[Trabajo requerido]: Reproduce sin ningún cambio cada una de las filas que aparecen a continuación.

[Fragmentos de un conjunto de anotaciones de diseño]
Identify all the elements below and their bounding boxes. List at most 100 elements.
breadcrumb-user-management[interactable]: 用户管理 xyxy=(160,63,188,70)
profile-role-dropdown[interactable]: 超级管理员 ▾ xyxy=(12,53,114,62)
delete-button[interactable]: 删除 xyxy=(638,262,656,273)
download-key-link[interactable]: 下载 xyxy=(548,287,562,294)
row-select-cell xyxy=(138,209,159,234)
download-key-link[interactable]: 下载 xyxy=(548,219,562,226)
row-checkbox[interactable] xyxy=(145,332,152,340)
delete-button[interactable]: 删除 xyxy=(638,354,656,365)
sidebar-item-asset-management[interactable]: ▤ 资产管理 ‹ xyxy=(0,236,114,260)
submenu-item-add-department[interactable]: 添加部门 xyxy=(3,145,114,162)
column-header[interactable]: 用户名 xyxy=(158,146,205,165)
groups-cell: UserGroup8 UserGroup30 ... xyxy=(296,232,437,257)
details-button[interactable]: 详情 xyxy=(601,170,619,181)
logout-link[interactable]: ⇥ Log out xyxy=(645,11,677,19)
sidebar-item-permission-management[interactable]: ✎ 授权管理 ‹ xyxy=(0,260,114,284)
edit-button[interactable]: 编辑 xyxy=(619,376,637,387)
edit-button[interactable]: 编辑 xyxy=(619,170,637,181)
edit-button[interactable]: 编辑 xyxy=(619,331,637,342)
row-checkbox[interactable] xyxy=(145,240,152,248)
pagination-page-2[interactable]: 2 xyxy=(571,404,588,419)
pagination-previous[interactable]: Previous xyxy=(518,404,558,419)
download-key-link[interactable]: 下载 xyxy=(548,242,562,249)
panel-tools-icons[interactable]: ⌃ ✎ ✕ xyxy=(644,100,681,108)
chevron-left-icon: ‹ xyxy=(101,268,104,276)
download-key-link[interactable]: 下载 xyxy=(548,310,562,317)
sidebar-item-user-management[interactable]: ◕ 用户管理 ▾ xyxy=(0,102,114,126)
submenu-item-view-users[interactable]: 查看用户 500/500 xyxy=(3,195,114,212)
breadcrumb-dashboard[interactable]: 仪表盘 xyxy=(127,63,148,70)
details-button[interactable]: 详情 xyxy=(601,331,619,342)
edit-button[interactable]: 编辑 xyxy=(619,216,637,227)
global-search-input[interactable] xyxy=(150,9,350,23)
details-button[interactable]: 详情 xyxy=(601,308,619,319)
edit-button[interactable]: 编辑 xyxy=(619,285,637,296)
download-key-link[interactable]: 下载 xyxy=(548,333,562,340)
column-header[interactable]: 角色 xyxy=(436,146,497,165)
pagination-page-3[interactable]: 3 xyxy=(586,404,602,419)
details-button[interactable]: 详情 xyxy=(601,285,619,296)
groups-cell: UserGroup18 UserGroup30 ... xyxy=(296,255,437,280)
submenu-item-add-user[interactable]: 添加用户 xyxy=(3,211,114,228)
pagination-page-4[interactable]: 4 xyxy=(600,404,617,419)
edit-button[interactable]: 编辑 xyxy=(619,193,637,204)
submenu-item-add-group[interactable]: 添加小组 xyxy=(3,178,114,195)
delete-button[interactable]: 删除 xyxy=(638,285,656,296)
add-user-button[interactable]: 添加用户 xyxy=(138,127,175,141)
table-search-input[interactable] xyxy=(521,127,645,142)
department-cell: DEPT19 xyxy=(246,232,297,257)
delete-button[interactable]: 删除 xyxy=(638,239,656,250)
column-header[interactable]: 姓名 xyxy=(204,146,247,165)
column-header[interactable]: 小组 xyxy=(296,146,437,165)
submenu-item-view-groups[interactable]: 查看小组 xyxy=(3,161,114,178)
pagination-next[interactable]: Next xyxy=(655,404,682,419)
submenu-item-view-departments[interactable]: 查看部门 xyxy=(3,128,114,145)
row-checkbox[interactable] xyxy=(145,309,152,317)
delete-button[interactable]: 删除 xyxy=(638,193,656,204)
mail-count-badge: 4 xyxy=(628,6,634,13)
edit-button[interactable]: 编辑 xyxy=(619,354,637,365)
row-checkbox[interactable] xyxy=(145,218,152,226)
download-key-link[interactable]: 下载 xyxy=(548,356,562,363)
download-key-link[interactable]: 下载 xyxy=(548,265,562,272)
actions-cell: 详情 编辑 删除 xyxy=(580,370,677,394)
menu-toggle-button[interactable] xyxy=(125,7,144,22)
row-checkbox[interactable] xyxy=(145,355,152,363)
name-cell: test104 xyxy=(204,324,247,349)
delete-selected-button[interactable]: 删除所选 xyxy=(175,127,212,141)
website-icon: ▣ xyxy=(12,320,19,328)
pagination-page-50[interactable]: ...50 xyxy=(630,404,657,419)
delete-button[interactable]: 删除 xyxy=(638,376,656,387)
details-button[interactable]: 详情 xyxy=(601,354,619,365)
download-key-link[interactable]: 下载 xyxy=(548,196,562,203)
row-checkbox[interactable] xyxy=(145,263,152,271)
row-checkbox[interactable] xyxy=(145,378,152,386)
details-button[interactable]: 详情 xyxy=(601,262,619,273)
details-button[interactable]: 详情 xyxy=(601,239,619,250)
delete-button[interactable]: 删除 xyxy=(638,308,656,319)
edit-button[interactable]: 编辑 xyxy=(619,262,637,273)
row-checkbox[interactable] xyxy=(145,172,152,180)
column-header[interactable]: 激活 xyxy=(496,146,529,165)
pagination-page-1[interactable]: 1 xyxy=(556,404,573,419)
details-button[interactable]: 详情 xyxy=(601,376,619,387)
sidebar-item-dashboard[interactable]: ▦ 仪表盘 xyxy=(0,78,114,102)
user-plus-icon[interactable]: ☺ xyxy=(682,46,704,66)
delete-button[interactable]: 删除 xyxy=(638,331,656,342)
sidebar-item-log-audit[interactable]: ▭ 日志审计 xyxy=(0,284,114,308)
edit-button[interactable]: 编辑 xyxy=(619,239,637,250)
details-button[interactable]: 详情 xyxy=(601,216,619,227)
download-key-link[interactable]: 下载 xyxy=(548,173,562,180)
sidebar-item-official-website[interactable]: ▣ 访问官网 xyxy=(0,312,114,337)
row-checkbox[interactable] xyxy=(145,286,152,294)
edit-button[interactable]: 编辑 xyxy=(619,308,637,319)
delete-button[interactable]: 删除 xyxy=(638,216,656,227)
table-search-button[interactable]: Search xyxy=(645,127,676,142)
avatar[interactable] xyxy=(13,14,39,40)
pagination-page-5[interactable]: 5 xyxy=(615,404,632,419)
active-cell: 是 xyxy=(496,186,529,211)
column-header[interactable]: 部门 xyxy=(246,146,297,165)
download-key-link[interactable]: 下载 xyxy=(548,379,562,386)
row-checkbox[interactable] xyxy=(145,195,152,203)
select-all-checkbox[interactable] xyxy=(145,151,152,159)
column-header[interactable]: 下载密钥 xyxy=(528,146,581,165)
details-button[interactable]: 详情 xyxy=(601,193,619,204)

[Resultado]:
Identify all the elements below and their bounding boxes. List at most 100 elements.
breadcrumb-user-management[interactable]: 用户管理 xyxy=(160,63,188,70)
profile-role-dropdown[interactable]: 超级管理员 ▾ xyxy=(12,53,114,62)
delete-button[interactable]: 删除 xyxy=(638,262,656,273)
download-key-link[interactable]: 下载 xyxy=(548,287,562,294)
row-select-cell xyxy=(138,209,159,234)
download-key-link[interactable]: 下载 xyxy=(548,219,562,226)
row-checkbox[interactable] xyxy=(145,332,152,340)
delete-button[interactable]: 删除 xyxy=(638,354,656,365)
sidebar-item-asset-management[interactable]: ▤ 资产管理 ‹ xyxy=(0,236,114,260)
submenu-item-add-department[interactable]: 添加部门 xyxy=(3,145,114,162)
column-header[interactable]: 用户名 xyxy=(158,146,205,165)
groups-cell: UserGroup8 UserGroup30 ... xyxy=(296,232,437,257)
details-button[interactable]: 详情 xyxy=(601,170,619,181)
logout-link[interactable]: ⇥ Log out xyxy=(645,11,677,19)
sidebar-item-permission-management[interactable]: ✎ 授权管理 ‹ xyxy=(0,260,114,284)
edit-button[interactable]: 编辑 xyxy=(619,376,637,387)
edit-button[interactable]: 编辑 xyxy=(619,170,637,181)
edit-button[interactable]: 编辑 xyxy=(619,331,637,342)
row-checkbox[interactable] xyxy=(145,240,152,248)
pagination-page-2[interactable]: 2 xyxy=(571,404,588,419)
pagination-previous[interactable]: Previous xyxy=(518,404,558,419)
download-key-link[interactable]: 下载 xyxy=(548,242,562,249)
panel-tools-icons[interactable]: ⌃ ✎ ✕ xyxy=(644,100,681,108)
chevron-left-icon: ‹ xyxy=(101,268,104,276)
download-key-link[interactable]: 下载 xyxy=(548,310,562,317)
sidebar-item-user-management[interactable]: ◕ 用户管理 ▾ xyxy=(0,102,114,126)
submenu-item-view-users[interactable]: 查看用户 500/500 xyxy=(3,195,114,212)
breadcrumb-dashboard[interactable]: 仪表盘 xyxy=(127,63,148,70)
details-button[interactable]: 详情 xyxy=(601,331,619,342)
edit-button[interactable]: 编辑 xyxy=(619,216,637,227)
global-search-input[interactable] xyxy=(150,9,350,23)
details-button[interactable]: 详情 xyxy=(601,308,619,319)
edit-button[interactable]: 编辑 xyxy=(619,285,637,296)
download-key-link[interactable]: 下载 xyxy=(548,333,562,340)
column-header[interactable]: 角色 xyxy=(436,146,497,165)
pagination-page-3[interactable]: 3 xyxy=(586,404,602,419)
details-button[interactable]: 详情 xyxy=(601,285,619,296)
groups-cell: UserGroup18 UserGroup30 ... xyxy=(296,255,437,280)
submenu-item-add-user[interactable]: 添加用户 xyxy=(3,211,114,228)
pagination-page-4[interactable]: 4 xyxy=(600,404,617,419)
edit-button[interactable]: 编辑 xyxy=(619,193,637,204)
submenu-item-add-group[interactable]: 添加小组 xyxy=(3,178,114,195)
delete-button[interactable]: 删除 xyxy=(638,285,656,296)
add-user-button[interactable]: 添加用户 xyxy=(138,127,175,141)
table-search-input[interactable] xyxy=(521,127,645,142)
department-cell: DEPT19 xyxy=(246,232,297,257)
delete-button[interactable]: 删除 xyxy=(638,239,656,250)
column-header[interactable]: 姓名 xyxy=(204,146,247,165)
column-header[interactable]: 小组 xyxy=(296,146,437,165)
submenu-item-view-groups[interactable]: 查看小组 xyxy=(3,161,114,178)
pagination-next[interactable]: Next xyxy=(655,404,682,419)
submenu-item-view-departments[interactable]: 查看部门 xyxy=(3,128,114,145)
row-checkbox[interactable] xyxy=(145,309,152,317)
delete-button[interactable]: 删除 xyxy=(638,193,656,204)
mail-count-badge: 4 xyxy=(628,6,634,13)
edit-button[interactable]: 编辑 xyxy=(619,354,637,365)
row-checkbox[interactable] xyxy=(145,218,152,226)
download-key-link[interactable]: 下载 xyxy=(548,356,562,363)
download-key-link[interactable]: 下载 xyxy=(548,265,562,272)
actions-cell: 详情 编辑 删除 xyxy=(580,370,677,394)
menu-toggle-button[interactable] xyxy=(125,7,144,22)
row-checkbox[interactable] xyxy=(145,355,152,363)
name-cell: test104 xyxy=(204,324,247,349)
delete-selected-button[interactable]: 删除所选 xyxy=(175,127,212,141)
website-icon: ▣ xyxy=(12,320,19,328)
pagination-page-50[interactable]: ...50 xyxy=(630,404,657,419)
delete-button[interactable]: 删除 xyxy=(638,376,656,387)
details-button[interactable]: 详情 xyxy=(601,354,619,365)
download-key-link[interactable]: 下载 xyxy=(548,196,562,203)
row-checkbox[interactable] xyxy=(145,263,152,271)
row-checkbox[interactable] xyxy=(145,378,152,386)
details-button[interactable]: 详情 xyxy=(601,262,619,273)
details-button[interactable]: 详情 xyxy=(601,239,619,250)
delete-button[interactable]: 删除 xyxy=(638,308,656,319)
edit-button[interactable]: 编辑 xyxy=(619,262,637,273)
row-checkbox[interactable] xyxy=(145,172,152,180)
column-header[interactable]: 激活 xyxy=(496,146,529,165)
pagination-page-1[interactable]: 1 xyxy=(556,404,573,419)
details-button[interactable]: 详情 xyxy=(601,376,619,387)
sidebar-item-dashboard[interactable]: ▦ 仪表盘 xyxy=(0,78,114,102)
user-plus-icon[interactable]: ☺ xyxy=(682,46,704,66)
delete-button[interactable]: 删除 xyxy=(638,331,656,342)
sidebar-item-log-audit[interactable]: ▭ 日志审计 xyxy=(0,284,114,308)
edit-button[interactable]: 编辑 xyxy=(619,239,637,250)
details-button[interactable]: 详情 xyxy=(601,216,619,227)
download-key-link[interactable]: 下载 xyxy=(548,173,562,180)
sidebar-item-official-website[interactable]: ▣ 访问官网 xyxy=(0,312,114,337)
row-checkbox[interactable] xyxy=(145,286,152,294)
edit-button[interactable]: 编辑 xyxy=(619,308,637,319)
delete-button[interactable]: 删除 xyxy=(638,216,656,227)
table-search-button[interactable]: Search xyxy=(645,127,676,142)
avatar[interactable] xyxy=(13,14,39,40)
pagination-page-5[interactable]: 5 xyxy=(615,404,632,419)
active-cell: 是 xyxy=(496,186,529,211)
column-header[interactable]: 部门 xyxy=(246,146,297,165)
download-key-link[interactable]: 下载 xyxy=(548,379,562,386)
row-checkbox[interactable] xyxy=(145,195,152,203)
select-all-checkbox[interactable] xyxy=(145,151,152,159)
column-header[interactable]: 下载密钥 xyxy=(528,146,581,165)
details-button[interactable]: 详情 xyxy=(601,193,619,204)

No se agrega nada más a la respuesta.